---- RECORDS FOR THE TASK

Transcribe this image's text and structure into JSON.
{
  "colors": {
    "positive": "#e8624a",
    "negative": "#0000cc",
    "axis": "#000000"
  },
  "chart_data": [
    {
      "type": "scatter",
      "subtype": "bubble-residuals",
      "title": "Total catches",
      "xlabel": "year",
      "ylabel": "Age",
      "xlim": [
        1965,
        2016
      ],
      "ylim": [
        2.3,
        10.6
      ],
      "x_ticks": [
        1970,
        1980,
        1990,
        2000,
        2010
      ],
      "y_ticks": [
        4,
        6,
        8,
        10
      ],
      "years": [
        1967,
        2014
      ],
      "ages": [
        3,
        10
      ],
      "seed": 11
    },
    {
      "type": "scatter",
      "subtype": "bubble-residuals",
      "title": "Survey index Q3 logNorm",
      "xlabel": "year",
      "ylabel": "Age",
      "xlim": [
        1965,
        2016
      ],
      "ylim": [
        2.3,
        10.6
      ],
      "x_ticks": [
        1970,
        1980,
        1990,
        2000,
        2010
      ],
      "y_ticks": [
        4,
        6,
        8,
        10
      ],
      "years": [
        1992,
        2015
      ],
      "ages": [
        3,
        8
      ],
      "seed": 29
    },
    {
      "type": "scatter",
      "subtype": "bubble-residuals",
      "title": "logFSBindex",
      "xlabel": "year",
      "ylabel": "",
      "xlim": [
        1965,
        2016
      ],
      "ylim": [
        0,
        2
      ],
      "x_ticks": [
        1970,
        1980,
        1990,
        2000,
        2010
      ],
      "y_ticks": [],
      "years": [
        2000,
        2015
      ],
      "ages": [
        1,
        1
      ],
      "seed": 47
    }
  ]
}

--------

• [YOUR GOAL]
Look through the entries above for the word "title". Copy every line where it shows up.

• [REPLY]
      "title": "Total catches",
      "title": "Survey index Q3 logNorm",
      "title": "logFSBindex",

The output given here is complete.